▶ _Direction_
Read the lines below. Copy out any that hold the string "SPEX".

Records excerpted from a collection:
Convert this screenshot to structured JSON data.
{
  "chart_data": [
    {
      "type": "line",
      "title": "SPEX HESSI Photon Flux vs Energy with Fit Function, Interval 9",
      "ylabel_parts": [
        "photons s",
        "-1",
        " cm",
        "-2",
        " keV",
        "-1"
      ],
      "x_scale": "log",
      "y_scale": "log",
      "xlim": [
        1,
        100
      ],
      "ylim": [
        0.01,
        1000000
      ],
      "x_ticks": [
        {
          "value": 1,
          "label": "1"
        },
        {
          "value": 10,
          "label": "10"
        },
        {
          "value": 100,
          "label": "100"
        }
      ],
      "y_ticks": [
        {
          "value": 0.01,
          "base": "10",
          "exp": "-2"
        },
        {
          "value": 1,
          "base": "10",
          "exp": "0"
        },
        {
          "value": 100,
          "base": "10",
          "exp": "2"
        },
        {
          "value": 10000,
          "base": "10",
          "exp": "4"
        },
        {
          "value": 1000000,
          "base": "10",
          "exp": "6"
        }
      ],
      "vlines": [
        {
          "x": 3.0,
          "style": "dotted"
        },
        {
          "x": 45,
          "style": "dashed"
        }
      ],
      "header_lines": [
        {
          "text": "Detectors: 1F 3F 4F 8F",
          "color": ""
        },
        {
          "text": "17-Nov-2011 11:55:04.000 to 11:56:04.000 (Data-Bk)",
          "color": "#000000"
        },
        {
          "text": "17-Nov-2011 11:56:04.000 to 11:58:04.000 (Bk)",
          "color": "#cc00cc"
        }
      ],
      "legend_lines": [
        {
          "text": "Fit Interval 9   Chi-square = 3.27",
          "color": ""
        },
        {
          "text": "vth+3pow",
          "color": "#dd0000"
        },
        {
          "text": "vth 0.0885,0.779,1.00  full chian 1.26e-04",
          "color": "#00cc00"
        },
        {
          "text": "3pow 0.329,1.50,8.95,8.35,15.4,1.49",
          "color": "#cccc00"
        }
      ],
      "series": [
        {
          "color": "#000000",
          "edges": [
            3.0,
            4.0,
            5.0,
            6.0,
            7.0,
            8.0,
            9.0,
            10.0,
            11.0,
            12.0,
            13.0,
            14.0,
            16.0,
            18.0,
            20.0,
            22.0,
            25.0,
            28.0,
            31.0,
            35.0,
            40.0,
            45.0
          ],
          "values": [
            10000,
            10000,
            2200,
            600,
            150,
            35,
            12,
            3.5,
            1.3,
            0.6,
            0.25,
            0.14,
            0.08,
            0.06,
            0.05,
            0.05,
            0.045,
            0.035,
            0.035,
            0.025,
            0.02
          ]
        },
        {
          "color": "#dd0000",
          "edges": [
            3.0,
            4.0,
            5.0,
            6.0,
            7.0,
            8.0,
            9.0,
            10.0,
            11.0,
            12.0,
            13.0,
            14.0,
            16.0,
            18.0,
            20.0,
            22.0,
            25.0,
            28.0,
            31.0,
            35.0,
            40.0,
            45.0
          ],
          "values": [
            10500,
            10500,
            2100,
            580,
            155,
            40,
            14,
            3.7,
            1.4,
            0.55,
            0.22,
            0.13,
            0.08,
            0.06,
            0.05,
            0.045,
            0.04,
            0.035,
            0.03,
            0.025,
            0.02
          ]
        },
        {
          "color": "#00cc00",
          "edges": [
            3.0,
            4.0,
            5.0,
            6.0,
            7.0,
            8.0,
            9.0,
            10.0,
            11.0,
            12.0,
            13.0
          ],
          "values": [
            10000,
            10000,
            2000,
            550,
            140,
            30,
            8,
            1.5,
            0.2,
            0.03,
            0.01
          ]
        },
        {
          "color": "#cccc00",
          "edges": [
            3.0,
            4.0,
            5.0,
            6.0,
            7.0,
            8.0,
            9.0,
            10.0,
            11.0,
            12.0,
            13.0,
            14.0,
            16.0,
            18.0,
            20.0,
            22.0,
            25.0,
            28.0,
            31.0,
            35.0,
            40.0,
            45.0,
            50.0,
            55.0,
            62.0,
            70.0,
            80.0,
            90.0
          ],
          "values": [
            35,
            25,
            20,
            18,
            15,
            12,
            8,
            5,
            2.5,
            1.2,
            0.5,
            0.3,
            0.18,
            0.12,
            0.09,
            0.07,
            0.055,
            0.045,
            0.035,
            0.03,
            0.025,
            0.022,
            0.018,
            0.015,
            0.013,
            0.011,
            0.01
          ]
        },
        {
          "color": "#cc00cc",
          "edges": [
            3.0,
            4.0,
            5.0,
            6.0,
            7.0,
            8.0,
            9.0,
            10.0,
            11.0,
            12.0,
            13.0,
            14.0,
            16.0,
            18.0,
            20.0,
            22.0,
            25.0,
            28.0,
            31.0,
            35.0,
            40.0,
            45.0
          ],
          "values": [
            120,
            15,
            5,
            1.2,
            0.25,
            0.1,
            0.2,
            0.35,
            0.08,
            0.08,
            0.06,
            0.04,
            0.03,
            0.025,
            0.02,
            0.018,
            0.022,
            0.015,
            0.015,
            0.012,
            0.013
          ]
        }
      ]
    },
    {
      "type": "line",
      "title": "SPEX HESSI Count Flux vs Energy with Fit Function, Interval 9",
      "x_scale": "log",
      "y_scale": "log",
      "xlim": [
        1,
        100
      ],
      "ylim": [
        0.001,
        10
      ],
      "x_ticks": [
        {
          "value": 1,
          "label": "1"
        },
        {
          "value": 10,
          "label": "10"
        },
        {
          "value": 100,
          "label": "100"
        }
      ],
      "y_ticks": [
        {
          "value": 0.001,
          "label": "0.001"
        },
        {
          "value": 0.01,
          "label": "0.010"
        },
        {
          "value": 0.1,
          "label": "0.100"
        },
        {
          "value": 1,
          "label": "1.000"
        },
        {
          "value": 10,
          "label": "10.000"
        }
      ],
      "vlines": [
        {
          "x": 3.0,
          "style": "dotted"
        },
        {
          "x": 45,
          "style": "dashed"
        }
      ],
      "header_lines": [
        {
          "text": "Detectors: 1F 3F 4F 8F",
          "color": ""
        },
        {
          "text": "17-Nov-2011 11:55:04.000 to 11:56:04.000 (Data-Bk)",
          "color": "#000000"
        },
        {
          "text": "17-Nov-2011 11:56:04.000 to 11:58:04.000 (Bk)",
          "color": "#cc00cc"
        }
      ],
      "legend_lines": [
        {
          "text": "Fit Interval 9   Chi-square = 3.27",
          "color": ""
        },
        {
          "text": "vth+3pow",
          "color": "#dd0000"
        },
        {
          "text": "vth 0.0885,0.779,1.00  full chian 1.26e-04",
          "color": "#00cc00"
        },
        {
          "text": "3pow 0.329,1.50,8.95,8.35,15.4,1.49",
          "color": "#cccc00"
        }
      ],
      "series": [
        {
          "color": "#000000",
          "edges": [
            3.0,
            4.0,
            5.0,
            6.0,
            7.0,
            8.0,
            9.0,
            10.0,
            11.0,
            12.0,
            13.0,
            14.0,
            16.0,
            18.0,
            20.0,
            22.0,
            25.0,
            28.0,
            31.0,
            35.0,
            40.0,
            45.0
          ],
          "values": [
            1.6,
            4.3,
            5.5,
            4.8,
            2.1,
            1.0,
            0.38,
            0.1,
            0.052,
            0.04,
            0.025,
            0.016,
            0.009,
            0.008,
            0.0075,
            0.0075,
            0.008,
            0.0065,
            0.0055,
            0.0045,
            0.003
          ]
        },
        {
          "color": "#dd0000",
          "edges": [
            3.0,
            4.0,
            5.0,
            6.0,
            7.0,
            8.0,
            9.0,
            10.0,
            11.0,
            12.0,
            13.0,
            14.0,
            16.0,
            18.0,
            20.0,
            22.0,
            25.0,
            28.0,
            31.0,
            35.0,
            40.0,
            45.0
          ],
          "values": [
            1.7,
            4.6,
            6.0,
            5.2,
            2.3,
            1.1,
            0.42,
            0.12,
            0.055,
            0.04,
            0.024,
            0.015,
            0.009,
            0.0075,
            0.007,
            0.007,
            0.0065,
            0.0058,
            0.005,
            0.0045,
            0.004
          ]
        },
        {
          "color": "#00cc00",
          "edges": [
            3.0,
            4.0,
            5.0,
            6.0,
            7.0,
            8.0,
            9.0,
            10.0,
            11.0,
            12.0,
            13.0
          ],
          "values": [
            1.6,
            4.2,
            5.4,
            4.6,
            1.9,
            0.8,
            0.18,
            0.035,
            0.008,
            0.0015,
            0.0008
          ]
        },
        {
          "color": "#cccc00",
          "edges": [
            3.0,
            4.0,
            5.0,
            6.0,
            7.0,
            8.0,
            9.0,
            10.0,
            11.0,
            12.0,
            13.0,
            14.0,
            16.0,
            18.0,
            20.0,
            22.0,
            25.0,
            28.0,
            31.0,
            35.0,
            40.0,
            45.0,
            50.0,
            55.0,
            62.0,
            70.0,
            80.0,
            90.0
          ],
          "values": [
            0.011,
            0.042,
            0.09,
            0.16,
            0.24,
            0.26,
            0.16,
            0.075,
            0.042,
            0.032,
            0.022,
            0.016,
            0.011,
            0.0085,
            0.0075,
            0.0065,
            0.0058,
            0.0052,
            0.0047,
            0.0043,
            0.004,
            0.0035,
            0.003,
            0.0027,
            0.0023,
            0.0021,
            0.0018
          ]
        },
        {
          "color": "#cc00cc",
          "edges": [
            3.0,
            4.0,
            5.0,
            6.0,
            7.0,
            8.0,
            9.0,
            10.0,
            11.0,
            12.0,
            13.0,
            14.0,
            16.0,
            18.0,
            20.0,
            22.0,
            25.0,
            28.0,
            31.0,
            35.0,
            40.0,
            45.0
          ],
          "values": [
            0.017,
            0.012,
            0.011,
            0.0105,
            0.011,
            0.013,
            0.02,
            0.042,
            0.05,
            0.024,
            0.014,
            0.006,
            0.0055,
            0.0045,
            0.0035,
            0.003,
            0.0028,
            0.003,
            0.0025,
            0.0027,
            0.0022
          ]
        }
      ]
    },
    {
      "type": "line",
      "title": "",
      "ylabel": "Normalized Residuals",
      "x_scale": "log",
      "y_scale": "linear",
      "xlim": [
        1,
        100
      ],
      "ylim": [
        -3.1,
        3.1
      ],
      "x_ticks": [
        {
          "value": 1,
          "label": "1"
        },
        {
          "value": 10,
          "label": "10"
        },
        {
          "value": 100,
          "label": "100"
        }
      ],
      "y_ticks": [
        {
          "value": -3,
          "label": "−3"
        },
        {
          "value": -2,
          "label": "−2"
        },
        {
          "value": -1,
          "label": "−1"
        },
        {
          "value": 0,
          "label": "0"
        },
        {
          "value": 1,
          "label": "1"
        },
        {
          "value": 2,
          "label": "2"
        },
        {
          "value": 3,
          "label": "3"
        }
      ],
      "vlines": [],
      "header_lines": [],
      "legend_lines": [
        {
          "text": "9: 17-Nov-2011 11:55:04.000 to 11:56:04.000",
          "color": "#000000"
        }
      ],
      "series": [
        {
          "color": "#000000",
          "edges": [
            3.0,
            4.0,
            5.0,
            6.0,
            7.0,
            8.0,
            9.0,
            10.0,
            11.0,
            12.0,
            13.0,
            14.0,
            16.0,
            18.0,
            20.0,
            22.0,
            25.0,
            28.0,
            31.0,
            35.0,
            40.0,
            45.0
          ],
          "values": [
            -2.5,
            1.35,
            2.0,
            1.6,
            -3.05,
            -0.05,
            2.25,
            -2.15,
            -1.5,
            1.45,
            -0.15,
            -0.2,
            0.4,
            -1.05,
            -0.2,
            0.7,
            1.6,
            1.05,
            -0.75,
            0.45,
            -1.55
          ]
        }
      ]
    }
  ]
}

▶ _Result for this task_
      "title": "SPEX HESSI Photon Flux vs Energy with Fit Function, Interval 9",
      "title": "SPEX HESSI Count Flux vs Energy with Fit Function, Interval 9",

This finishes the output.